Un sou épargné reste dans votre poche. A vous de le faire fructifier et d’y joindre d’autres épargnes. Mais surtout, pour quelque cause que ce soit, évitez d’y toucher pour le dépenser en vous promettant de le remplacer rapidement, car ce serait prendre la mauvaise habitude de ne point garder intact le fruit de vos économies. Ce système vous conduirait à la vilaine manie de mettre de côté une somme d’argent que vous vous réserveriez de reprendre à la première occasion pour la faire servir à quelque dépense. Que pour vous l’argent économisé soit un dépôt sacré sur lequel vous ne mettrez la main que pour l’utiliser à faire une opération fructueuse, soit à la Caisse d’épargne, soit en achat d’obligations de tout repos. Du reste, ne gardez point longtemps cet argent chez vous. Placez-le aussitôt que possible, afin de n’être point tenté de le dépenser. Vous serez vous-même très heureux de constater l’accroissement de votre petite fortune naissante ; vous éprouverez le désir et le besoin d’y apporter souvent quelque chose. Il y aura de l’entraînement. Le jour où l’occasion se présentera de faire une dépense qui ne sera pas tout à fait urgente, vous direz : « Et mon magot ; il faut y penser ». Vous conserverez votre argent, et votre capital sera gonflé d’autant.
Un homme qui s’aviserait de ne faire que des économies occasionnelles, n’arriverait jamais à un bon résultat. C’est chaque jour que la préoccupation d’épargner doit être présente à l’esprit.
On dit parfois que les gens économes ne sont pas heureux pour la raison qu’ils restent étrangers aux plaisirs dont se délectent leurs contemporains. Pauvre raison. Eh ! n’éprouve-t-on point de bonheur à sentir que les choses que l’on a sont bien à soi ; à vivre dans une maison où règnent l’ordre et l’aisance ; à payer comptant chaque chose que l’on est obligé d’acheter ; à ne point connaître les créanciers bourrus qui réclament avec menace des sommes dues ; à ignorer les huissiers dont l’abord sévère produit une si mauvaise impression sur les débiteurs toujours à court d’argent. Pour un plaisir qui aura duré quelques heures chez l’homme amoureux des spectacles, des concerts et d’autres distractions coûteuses, mais qui sera suivi de l’affront des réclamations incessantes des dettes, quelles peines se prépare l’imprévoyant chez qui la misère s’installe en maîtresse : ennuis, brouilles dans le ménage, déceptions, désespoirs, malheur, pleurs des enfants, découragement des parents. La maison devient un enfer insupportable que la gaieté visite rarement ; on y remarque en complet désarroi tout ce qui fait chez d’autres le bonheur intime du foyer, sans compter les expédients — peu honnêtes parfois — qu’il faut imaginer pour sortir d’un mauvais pas et les craintes qu’une situation qui va en s’empirant, permettent de supposer.

> **Énoncé du problème 1**:
D'après le texte sur l'épargne, où faut-il placer l'argent économisé pour en faire une opération fructueuse ?
> **Énoncé du problème 2**:
Poursuivez le texte sur l'épargne à partir de sa dernière phrase.

> **Extraits de données**:
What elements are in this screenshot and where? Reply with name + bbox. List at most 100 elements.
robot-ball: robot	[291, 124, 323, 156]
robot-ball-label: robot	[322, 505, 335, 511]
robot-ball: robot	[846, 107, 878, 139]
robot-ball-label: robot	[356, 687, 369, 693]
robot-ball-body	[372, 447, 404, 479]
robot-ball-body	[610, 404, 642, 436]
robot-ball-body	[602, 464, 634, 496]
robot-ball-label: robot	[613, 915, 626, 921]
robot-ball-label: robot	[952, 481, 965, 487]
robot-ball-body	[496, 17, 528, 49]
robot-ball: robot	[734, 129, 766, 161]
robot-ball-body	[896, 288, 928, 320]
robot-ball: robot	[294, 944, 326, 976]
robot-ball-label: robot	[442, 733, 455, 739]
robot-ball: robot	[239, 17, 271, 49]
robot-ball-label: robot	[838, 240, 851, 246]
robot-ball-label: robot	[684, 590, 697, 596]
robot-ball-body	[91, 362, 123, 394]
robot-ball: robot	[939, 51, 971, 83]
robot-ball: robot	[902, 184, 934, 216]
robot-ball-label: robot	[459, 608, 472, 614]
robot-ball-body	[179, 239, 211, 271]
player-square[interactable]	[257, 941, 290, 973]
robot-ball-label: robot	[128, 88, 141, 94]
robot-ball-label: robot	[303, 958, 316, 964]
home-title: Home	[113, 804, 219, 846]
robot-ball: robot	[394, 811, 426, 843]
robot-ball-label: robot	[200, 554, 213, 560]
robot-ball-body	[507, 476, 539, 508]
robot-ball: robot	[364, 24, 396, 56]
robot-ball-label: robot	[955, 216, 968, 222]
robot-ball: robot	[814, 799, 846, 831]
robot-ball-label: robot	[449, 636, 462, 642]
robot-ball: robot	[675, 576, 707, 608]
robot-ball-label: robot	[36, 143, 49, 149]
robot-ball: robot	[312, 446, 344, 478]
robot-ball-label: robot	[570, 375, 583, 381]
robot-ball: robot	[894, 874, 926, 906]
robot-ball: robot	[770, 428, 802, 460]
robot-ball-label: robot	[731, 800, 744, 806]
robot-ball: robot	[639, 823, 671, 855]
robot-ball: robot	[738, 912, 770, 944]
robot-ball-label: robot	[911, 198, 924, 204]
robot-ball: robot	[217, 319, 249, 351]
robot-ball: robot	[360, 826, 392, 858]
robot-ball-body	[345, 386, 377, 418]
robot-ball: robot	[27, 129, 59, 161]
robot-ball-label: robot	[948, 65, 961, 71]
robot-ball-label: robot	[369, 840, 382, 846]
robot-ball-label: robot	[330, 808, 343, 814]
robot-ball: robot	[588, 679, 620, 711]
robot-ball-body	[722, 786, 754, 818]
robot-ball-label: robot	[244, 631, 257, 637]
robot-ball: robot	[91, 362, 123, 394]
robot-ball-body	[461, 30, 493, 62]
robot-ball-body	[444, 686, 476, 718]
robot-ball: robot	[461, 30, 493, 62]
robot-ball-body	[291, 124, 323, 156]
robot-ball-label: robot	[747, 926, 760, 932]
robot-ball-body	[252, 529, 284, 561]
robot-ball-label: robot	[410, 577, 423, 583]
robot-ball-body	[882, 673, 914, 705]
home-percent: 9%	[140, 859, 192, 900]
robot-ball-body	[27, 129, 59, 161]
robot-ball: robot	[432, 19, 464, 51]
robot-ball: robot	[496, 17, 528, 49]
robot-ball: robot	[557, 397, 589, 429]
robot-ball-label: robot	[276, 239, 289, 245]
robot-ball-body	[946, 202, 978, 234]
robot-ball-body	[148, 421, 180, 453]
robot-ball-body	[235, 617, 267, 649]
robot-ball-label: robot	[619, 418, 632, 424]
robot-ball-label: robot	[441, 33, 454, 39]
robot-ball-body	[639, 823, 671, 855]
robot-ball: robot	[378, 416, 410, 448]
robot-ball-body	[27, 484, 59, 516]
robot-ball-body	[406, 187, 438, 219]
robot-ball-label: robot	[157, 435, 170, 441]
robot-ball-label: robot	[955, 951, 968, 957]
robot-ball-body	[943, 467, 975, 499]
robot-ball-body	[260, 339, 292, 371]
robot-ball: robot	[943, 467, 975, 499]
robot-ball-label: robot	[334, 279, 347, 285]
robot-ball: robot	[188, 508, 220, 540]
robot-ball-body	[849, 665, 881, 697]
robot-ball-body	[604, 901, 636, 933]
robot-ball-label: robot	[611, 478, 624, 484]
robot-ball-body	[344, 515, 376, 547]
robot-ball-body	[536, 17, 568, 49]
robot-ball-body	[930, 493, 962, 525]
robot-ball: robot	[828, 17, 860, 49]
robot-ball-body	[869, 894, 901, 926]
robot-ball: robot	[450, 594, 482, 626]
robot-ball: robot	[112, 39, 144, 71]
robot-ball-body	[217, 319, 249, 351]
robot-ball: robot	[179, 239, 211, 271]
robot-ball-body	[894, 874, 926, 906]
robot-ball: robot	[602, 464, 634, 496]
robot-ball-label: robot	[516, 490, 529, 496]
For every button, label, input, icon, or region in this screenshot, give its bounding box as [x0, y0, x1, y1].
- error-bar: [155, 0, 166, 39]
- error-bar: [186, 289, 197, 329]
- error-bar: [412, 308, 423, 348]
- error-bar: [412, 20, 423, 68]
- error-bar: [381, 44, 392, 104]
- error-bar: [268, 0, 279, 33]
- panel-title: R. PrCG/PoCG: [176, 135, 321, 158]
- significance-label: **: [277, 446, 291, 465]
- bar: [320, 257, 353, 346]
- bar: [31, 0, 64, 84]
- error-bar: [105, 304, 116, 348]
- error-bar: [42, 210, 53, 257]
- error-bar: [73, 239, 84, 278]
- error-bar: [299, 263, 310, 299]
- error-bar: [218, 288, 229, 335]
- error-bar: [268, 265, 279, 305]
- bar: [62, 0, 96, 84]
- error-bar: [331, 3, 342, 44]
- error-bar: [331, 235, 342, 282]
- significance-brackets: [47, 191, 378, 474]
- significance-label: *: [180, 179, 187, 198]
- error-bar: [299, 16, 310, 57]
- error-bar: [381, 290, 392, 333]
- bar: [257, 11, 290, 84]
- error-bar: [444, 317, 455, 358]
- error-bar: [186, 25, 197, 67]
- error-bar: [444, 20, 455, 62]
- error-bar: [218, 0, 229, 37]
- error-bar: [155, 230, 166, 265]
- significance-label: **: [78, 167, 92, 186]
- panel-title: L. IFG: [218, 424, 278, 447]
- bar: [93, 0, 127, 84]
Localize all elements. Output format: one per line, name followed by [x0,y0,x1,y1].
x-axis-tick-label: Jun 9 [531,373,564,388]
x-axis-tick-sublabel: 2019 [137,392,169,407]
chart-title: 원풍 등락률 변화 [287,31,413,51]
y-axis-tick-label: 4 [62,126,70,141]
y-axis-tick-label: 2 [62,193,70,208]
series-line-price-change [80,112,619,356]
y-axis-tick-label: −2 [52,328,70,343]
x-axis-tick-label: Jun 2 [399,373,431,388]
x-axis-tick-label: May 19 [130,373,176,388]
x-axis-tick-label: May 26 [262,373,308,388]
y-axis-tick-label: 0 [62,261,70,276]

> **Réponse rédigée 1**:
À la Caisse d'épargne ou en achat d'obligations de tout repos.

> **Réponse rédigée 2**:
L’économe qui n’use que du nécessaire est mille fois plus heureux que le prodigue qui abuse du superflu. L’un a sa conscience tranquille ; l’avenir lui sourit, l’existence lui est douce ; il se contente de ce qu’il a, n’ayant point de désirs au delà de ses moyens ; l’autre est toujours inquiet, il jouit bien par instants de quelques joies procurées par des distractions quelconques et des voyages, mais ces joies sont éphémères et bientôt neutralisées par une échéance qui arrive et à laquelle il ne peut satisfaire. Il sera obligé de descendre quelques degrés de l’échelle sociale et de subir l’affront de vivre dans une condition inférieure à celle où il avait prétendu se placer. Son honneur en souffrira. Le premier aura toutes les chances de s’élever et, parti du bas de l’échelle, il pourra aspirer à en gravir avec honneur les degrés qui le placeront dans le cadre qu’il mérite, respecté des autres hommes. D’un côté, l’honneur et le bonheur ; de l’autre, le déshonneur et la misère. Considérez maintenant laquelle des deux situations sera la plus digne d’envie.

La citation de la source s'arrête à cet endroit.